'''

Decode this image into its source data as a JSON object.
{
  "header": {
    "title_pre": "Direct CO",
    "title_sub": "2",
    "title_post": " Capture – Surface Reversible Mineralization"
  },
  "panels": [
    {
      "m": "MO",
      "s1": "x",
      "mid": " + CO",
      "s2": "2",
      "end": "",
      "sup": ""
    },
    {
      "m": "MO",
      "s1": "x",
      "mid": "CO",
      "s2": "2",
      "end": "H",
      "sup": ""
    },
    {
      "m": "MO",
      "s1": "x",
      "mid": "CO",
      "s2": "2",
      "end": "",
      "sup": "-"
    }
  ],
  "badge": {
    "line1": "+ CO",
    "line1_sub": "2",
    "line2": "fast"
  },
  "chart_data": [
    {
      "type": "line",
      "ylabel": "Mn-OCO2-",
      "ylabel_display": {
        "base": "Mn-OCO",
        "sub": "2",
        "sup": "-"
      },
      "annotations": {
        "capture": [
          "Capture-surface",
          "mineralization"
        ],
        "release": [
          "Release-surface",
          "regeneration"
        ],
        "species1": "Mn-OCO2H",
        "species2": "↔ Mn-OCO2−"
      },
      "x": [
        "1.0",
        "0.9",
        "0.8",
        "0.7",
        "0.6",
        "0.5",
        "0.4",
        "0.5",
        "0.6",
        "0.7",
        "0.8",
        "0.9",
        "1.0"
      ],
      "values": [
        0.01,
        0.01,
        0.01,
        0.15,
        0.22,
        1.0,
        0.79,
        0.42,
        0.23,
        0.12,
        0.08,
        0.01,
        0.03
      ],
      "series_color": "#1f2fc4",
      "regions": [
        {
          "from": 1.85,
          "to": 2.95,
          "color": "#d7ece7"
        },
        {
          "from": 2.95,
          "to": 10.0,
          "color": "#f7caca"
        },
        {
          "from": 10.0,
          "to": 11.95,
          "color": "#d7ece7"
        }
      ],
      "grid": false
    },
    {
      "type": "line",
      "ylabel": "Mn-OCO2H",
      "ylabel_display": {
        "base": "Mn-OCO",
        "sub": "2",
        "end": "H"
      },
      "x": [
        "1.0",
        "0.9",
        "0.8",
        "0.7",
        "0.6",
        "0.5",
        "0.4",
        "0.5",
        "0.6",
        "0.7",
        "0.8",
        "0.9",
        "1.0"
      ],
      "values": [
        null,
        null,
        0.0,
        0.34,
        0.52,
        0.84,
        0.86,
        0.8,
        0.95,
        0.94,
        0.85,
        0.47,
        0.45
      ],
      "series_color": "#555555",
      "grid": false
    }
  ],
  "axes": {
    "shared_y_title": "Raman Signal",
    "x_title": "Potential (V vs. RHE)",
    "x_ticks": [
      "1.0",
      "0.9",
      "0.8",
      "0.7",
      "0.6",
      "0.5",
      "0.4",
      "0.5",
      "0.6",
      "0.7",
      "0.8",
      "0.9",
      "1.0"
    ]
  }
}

'''

## Goal
Produce an exact copy of the whole listing.

## Output for this task
Decode this image into its source data as a JSON object.
{
  "header": {
    "title_pre": "Direct CO",
    "title_sub": "2",
    "title_post": " Capture – Surface Reversible Mineralization"
  },
  "panels": [
    {
      "m": "MO",
      "s1": "x",
      "mid": " + CO",
      "s2": "2",
      "end": "",
      "sup": ""
    },
    {
      "m": "MO",
      "s1": "x",
      "mid": "CO",
      "s2": "2",
      "end": "H",
      "sup": ""
    },
    {
      "m": "MO",
      "s1": "x",
      "mid": "CO",
      "s2": "2",
      "end": "",
      "sup": "-"
    }
  ],
  "badge": {
    "line1": "+ CO",
    "line1_sub": "2",
    "line2": "fast"
  },
  "chart_data": [
    {
      "type": "line",
      "ylabel": "Mn-OCO2-",
      "ylabel_display": {
        "base": "Mn-OCO",
        "sub": "2",
        "sup": "-"
      },
      "annotations": {
        "capture": [
          "Capture-surface",
          "mineralization"
        ],
        "release": [
          "Release-surface",
          "regeneration"
        ],
        "species1": "Mn-OCO2H",
        "species2": "↔ Mn-OCO2−"
      },
      "x": [
        "1.0",
        "0.9",
        "0.8",
        "0.7",
        "0.6",
        "0.5",
        "0.4",
        "0.5",
        "0.6",
        "0.7",
        "0.8",
        "0.9",
        "1.0"
      ],
      "values": [
        0.01,
        0.01,
        0.01,
        0.15,
        0.22,
        1.0,
        0.79,
        0.42,
        0.23,
        0.12,
        0.08,
        0.01,
        0.03
      ],
      "series_color": "#1f2fc4",
      "regions": [
        {
          "from": 1.85,
          "to": 2.95,
          "color": "#d7ece7"
        },
        {
          "from": 2.95,
          "to": 10.0,
          "color": "#f7caca"
        },
        {
          "from": 10.0,
          "to": 11.95,
          "color": "#d7ece7"
        }
      ],
      "grid": false
    },
    {
      "type": "line",
      "ylabel": "Mn-OCO2H",
      "ylabel_display": {
        "base": "Mn-OCO",
        "sub": "2",
        "end": "H"
      },
      "x": [
        "1.0",
        "0.9",
        "0.8",
        "0.7",
        "0.6",
        "0.5",
        "0.4",
        "0.5",
        "0.6",
        "0.7",
        "0.8",
        "0.9",
        "1.0"
      ],
      "values": [
        null,
        null,
        0.0,
        0.34,
        0.52,
        0.84,
        0.86,
        0.8,
        0.95,
        0.94,
        0.85,
        0.47,
        0.45
      ],
      "series_color": "#555555",
      "grid": false
    }
  ],
  "axes": {
    "shared_y_title": "Raman Signal",
    "x_title": "Potential (V vs. RHE)",
    "x_ticks": [
      "1.0",
      "0.9",
      "0.8",
      "0.7",
      "0.6",
      "0.5",
      "0.4",
      "0.5",
      "0.6",
      "0.7",
      "0.8",
      "0.9",
      "1.0"
    ]
  }
}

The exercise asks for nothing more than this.